Exercise details: Copy every line of the data that contains the string "October".

Input records:
☆ ☆ ☆ ☆
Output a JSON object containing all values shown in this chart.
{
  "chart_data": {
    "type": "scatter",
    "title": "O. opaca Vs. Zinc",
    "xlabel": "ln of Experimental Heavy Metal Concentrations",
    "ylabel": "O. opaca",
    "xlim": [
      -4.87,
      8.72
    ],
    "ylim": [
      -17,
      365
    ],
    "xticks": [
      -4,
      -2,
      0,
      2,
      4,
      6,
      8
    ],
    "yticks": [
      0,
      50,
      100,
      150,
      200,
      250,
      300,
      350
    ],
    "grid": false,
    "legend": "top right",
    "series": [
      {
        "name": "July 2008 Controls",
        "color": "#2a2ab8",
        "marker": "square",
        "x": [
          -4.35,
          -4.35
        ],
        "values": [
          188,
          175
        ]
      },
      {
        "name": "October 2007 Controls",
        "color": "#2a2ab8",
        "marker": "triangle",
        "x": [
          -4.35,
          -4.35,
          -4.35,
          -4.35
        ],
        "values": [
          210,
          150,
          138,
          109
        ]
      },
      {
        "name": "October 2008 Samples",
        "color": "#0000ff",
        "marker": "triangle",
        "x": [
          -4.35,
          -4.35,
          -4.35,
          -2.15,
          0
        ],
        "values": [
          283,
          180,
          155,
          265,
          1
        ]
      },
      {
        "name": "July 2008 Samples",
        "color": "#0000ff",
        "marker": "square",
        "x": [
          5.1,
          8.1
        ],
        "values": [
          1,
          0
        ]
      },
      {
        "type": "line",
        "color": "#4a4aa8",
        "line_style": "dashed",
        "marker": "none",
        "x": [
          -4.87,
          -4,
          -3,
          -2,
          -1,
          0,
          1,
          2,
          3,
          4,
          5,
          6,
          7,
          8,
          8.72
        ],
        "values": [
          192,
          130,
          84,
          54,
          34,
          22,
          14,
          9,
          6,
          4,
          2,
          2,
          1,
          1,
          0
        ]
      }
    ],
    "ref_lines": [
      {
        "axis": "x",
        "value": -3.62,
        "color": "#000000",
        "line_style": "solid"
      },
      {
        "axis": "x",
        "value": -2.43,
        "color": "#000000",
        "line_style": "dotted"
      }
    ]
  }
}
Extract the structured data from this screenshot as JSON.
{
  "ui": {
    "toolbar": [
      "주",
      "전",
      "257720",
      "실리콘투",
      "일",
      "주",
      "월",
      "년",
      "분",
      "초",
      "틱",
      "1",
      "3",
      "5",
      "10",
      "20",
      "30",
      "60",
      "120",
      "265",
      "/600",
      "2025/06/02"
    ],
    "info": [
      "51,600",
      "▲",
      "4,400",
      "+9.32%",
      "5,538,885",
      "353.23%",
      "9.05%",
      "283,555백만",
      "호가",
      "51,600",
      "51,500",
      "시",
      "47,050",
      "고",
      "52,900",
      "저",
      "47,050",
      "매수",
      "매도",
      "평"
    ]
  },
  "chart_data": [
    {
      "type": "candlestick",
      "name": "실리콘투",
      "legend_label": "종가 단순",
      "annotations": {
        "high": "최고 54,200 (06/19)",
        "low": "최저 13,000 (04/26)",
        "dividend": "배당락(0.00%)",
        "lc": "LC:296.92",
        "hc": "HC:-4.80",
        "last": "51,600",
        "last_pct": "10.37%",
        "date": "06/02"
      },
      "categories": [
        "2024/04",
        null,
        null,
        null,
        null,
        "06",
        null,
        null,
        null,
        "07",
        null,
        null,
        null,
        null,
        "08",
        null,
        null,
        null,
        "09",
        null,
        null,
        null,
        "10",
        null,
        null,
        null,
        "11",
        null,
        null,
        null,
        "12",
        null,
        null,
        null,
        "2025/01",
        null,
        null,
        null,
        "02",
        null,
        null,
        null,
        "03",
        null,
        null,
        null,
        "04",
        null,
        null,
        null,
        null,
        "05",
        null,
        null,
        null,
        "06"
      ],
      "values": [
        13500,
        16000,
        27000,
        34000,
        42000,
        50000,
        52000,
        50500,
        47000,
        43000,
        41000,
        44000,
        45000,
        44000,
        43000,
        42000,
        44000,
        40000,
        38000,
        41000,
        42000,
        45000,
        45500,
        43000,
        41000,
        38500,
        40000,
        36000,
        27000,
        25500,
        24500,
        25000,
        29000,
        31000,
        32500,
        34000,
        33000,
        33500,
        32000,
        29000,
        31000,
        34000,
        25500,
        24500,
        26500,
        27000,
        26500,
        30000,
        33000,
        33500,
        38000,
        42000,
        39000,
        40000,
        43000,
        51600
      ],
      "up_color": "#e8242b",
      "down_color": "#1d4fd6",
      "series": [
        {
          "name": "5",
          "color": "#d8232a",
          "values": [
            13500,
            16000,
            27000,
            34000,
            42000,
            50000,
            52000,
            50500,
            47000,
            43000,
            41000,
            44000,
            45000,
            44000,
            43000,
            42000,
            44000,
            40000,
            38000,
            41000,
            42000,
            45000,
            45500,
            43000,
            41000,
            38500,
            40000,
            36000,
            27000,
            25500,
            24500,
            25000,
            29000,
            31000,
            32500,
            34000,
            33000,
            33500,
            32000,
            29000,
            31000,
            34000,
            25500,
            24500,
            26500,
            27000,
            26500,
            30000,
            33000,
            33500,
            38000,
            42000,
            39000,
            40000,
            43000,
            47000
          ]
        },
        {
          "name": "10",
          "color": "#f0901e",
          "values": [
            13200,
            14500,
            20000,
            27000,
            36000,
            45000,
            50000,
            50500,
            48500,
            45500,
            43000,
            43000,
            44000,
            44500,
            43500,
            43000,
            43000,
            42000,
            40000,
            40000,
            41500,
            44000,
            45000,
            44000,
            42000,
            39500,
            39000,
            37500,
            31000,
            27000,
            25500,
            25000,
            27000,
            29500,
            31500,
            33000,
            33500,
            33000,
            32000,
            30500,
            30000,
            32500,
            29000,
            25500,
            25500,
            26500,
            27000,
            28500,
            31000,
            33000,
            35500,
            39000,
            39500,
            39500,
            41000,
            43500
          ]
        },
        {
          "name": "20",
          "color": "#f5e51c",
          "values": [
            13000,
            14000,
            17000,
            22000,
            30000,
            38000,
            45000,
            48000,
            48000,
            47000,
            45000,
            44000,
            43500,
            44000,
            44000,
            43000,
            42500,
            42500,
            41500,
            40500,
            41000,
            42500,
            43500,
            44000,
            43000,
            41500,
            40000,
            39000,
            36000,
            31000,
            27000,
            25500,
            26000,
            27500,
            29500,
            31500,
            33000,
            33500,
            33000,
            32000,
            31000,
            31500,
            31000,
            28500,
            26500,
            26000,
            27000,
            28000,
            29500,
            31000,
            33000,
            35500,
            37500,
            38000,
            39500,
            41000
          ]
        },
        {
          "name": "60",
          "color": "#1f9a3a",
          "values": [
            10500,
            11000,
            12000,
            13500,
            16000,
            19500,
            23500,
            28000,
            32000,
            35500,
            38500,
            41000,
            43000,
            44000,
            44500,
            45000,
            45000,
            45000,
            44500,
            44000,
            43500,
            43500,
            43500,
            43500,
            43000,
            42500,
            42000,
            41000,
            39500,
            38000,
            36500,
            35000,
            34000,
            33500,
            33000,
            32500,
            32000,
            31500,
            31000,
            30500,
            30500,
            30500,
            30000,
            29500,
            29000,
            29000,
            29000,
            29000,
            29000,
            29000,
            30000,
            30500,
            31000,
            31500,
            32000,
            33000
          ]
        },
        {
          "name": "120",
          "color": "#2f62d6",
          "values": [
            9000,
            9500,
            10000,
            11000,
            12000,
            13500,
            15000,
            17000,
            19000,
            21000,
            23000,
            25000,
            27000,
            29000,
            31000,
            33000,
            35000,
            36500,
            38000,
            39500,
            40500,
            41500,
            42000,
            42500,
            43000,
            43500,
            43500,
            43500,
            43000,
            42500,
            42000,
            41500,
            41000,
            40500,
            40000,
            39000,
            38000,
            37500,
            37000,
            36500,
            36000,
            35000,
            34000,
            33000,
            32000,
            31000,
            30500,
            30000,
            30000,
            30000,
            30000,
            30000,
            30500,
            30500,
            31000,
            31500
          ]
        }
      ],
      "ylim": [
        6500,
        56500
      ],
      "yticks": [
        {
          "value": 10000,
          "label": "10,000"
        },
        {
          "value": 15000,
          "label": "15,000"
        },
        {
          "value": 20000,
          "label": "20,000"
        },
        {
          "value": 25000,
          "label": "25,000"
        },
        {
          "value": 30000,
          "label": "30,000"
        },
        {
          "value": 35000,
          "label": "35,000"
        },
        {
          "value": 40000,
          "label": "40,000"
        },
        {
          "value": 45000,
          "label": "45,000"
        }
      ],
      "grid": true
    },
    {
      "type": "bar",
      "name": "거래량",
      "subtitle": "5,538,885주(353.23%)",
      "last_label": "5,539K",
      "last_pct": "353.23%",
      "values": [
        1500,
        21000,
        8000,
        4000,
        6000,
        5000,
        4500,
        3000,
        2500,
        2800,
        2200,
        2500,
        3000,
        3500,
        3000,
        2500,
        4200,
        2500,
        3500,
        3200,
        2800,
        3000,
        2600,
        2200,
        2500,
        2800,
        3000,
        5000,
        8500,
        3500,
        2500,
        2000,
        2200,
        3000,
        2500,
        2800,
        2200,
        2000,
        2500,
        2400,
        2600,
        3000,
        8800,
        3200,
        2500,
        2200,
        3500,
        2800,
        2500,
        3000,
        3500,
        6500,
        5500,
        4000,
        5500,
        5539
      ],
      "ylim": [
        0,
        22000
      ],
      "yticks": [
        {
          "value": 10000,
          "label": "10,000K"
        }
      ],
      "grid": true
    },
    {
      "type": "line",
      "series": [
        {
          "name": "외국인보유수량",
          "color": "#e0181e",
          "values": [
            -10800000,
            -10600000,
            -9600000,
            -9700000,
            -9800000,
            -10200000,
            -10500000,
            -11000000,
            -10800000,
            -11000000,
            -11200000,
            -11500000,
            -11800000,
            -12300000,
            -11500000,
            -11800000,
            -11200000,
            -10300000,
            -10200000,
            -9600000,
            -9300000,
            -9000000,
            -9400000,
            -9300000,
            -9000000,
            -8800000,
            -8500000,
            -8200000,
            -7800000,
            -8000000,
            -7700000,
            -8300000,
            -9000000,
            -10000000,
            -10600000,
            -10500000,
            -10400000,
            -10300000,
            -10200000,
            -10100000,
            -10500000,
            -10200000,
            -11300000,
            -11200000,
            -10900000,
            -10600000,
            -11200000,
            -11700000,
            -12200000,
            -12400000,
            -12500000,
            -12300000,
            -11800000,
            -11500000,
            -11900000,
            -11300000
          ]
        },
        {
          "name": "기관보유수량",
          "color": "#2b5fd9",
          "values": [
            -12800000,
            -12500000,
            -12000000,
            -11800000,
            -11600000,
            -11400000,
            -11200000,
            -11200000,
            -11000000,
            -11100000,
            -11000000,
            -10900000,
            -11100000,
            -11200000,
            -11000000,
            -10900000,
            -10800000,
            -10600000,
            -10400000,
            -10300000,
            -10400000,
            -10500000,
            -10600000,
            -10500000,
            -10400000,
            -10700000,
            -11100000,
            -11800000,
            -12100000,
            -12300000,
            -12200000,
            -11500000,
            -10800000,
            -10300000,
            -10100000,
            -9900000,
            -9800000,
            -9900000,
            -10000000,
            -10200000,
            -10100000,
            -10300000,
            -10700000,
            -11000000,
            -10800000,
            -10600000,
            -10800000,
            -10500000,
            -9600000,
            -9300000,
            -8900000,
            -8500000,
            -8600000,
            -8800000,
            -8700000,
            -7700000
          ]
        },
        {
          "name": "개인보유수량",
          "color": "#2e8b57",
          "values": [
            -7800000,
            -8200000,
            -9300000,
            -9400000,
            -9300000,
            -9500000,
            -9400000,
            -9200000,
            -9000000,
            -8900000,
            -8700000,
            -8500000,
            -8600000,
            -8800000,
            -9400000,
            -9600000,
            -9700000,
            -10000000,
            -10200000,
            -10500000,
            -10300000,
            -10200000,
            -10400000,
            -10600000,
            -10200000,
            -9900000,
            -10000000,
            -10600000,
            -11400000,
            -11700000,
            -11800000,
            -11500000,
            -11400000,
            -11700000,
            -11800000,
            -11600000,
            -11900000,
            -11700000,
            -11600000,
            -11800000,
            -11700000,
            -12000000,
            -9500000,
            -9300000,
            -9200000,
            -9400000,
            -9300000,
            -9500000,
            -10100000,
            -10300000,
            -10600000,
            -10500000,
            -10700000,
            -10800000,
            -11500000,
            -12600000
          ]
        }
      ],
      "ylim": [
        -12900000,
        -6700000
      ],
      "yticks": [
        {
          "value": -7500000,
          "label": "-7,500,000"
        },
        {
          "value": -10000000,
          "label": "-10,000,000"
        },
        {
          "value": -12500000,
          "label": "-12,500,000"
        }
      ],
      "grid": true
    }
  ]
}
☆ ☆ ☆ ☆
Correct result:
        "name": "October 2007 Controls",
        "name": "October 2008 Samples",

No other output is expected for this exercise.